## [Task instructions]
How many lines of these entries include the string "Центр"? State the number alone.

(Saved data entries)
======
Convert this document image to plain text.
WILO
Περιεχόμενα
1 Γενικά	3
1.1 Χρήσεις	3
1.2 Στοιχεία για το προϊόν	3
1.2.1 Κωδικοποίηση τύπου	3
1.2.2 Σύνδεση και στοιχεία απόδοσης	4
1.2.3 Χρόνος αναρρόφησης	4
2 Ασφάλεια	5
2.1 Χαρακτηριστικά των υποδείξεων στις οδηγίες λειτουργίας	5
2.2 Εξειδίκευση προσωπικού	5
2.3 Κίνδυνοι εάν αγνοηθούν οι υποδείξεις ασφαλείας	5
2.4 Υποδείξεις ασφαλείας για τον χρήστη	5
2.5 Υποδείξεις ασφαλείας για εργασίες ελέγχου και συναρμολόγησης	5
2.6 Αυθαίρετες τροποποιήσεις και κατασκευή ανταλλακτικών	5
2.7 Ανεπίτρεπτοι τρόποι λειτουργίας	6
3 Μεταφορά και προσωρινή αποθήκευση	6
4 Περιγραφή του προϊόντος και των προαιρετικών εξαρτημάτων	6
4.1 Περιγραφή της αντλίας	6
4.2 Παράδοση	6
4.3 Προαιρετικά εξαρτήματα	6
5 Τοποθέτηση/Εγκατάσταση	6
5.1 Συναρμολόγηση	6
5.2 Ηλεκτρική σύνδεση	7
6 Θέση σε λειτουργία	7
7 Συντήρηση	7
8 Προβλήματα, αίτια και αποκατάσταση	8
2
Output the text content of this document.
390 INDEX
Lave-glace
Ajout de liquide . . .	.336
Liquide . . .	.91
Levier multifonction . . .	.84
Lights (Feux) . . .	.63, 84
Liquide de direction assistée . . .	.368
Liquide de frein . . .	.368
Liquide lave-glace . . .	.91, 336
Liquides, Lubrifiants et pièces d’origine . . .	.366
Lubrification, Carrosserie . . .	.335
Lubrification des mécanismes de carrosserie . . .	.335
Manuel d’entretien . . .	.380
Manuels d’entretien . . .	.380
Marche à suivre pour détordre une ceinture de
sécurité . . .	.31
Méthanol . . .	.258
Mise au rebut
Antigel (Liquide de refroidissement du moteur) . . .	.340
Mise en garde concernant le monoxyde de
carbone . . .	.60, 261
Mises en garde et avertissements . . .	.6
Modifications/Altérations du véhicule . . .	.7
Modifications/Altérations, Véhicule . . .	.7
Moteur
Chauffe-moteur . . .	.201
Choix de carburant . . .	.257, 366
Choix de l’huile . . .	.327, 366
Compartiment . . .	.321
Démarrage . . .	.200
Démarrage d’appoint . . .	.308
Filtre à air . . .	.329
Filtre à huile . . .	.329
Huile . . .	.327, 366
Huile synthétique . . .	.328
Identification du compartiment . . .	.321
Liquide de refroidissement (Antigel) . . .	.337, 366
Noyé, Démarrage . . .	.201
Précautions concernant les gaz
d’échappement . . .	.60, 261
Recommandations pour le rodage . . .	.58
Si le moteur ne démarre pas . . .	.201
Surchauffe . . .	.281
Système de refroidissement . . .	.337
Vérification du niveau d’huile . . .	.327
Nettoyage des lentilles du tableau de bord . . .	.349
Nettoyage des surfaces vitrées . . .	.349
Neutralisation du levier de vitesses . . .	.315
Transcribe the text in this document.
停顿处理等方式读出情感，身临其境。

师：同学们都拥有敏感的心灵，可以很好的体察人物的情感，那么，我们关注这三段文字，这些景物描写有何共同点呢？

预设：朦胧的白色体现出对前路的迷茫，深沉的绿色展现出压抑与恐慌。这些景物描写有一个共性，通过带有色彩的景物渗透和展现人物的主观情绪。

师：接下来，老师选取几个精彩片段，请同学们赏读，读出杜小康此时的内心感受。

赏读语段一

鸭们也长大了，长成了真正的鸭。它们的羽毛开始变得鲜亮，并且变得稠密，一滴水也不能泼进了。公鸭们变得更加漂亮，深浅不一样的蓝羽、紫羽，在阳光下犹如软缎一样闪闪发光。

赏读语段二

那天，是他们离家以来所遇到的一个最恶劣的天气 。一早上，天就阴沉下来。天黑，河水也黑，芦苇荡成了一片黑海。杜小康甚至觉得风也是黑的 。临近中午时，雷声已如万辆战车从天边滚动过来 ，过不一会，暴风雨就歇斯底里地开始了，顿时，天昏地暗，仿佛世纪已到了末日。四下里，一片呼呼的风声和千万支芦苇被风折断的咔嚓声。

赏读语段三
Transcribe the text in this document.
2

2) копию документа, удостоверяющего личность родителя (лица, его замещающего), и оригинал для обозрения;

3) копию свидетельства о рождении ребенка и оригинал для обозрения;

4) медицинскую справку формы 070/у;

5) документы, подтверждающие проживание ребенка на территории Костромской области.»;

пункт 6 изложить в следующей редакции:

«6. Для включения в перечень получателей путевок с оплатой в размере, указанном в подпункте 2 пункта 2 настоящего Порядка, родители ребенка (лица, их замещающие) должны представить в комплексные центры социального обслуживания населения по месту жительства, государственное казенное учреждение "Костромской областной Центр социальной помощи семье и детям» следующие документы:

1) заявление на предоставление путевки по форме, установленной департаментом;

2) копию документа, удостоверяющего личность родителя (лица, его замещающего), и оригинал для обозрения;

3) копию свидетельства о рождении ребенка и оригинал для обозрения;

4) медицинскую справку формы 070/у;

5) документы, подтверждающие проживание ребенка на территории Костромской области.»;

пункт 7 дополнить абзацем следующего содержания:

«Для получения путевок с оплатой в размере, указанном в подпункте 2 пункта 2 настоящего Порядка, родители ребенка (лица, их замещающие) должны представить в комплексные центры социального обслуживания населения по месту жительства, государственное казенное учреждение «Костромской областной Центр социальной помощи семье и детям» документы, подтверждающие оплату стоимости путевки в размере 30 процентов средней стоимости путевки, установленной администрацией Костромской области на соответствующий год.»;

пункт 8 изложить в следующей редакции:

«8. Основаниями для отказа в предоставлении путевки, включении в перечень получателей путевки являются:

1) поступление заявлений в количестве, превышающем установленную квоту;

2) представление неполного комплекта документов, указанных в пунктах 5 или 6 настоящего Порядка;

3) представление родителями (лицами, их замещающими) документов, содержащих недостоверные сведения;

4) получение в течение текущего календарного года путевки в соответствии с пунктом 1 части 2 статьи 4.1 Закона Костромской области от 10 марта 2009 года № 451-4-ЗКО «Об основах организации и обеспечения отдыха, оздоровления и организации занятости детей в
======
## [Final result]
2